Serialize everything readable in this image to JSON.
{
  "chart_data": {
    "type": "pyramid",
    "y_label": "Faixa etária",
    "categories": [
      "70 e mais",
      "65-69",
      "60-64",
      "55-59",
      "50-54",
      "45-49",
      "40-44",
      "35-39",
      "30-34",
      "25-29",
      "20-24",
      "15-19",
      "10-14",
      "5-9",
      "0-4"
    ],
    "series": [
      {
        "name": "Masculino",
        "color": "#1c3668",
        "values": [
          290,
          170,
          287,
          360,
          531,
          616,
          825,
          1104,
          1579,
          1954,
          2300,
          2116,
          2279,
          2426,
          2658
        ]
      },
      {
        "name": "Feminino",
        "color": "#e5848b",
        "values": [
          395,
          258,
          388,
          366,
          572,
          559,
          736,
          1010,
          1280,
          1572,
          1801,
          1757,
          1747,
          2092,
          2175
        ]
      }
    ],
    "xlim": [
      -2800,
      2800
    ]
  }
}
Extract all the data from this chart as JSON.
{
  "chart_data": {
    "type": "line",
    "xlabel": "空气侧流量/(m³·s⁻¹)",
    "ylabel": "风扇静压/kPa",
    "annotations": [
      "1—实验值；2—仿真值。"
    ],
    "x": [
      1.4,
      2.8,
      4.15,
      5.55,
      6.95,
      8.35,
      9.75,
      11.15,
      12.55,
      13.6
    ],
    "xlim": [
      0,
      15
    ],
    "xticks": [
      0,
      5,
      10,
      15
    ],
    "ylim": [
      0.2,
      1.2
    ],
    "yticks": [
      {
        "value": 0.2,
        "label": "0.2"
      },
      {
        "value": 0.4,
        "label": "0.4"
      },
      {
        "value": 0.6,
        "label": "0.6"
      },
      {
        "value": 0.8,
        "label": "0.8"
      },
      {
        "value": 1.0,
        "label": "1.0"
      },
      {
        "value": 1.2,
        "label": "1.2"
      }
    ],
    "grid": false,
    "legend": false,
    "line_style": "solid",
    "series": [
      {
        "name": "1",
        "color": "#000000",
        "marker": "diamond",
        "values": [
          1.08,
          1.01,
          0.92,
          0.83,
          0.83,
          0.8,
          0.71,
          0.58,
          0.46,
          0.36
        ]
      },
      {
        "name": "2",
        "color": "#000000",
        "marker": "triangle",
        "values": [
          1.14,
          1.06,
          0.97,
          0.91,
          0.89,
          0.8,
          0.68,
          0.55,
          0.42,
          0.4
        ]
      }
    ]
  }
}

=-=-=

Problem statement
Could you transcribe the records in full, exactly?

Correct answer
Serialize everything readable in this image to JSON.
{
  "chart_data": {
    "type": "pyramid",
    "y_label": "Faixa etária",
    "categories": [
      "70 e mais",
      "65-69",
      "60-64",
      "55-59",
      "50-54",
      "45-49",
      "40-44",
      "35-39",
      "30-34",
      "25-29",
      "20-24",
      "15-19",
      "10-14",
      "5-9",
      "0-4"
    ],
    "series": [
      {
        "name": "Masculino",
        "color": "#1c3668",
        "values": [
          290,
          170,
          287,
          360,
          531,
          616,
          825,
          1104,
          1579,
          1954,
          2300,
          2116,
          2279,
          2426,
          2658
        ]
      },
      {
        "name": "Feminino",
        "color": "#e5848b",
        "values": [
          395,
          258,
          388,
          366,
          572,
          559,
          736,
          1010,
          1280,
          1572,
          1801,
          1757,
          1747,
          2092,
          2175
        ]
      }
    ],
    "xlim": [
      -2800,
      2800
    ]
  }
}
Extract all the data from this chart as JSON.
{
  "chart_data": {
    "type": "line",
    "xlabel": "空气侧流量/(m³·s⁻¹)",
    "ylabel": "风扇静压/kPa",
    "annotations": [
      "1—实验值；2—仿真值。"
    ],
    "x": [
      1.4,
      2.8,
      4.15,
      5.55,
      6.95,
      8.35,
      9.75,
      11.15,
      12.55,
      13.6
    ],
    "xlim": [
      0,
      15
    ],
    "xticks": [
      0,
      5,
      10,
      15
    ],
    "ylim": [
      0.2,
      1.2
    ],
    "yticks": [
      {
        "value": 0.2,
        "label": "0.2"
      },
      {
        "value": 0.4,
        "label": "0.4"
      },
      {
        "value": 0.6,
        "label": "0.6"
      },
      {
        "value": 0.8,
        "label": "0.8"
      },
      {
        "value": 1.0,
        "label": "1.0"
      },
      {
        "value": 1.2,
        "label": "1.2"
      }
    ],
    "grid": false,
    "legend": false,
    "line_style": "solid",
    "series": [
      {
        "name": "1",
        "color": "#000000",
        "marker": "diamond",
        "values": [
          1.08,
          1.01,
          0.92,
          0.83,
          0.83,
          0.8,
          0.71,
          0.58,
          0.46,
          0.36
        ]
      },
      {
        "name": "2",
        "color": "#000000",
        "marker": "triangle",
        "values": [
          1.14,
          1.06,
          0.97,
          0.91,
          0.89,
          0.8,
          0.68,
          0.55,
          0.42,
          0.4
        ]
      }
    ]
  }
}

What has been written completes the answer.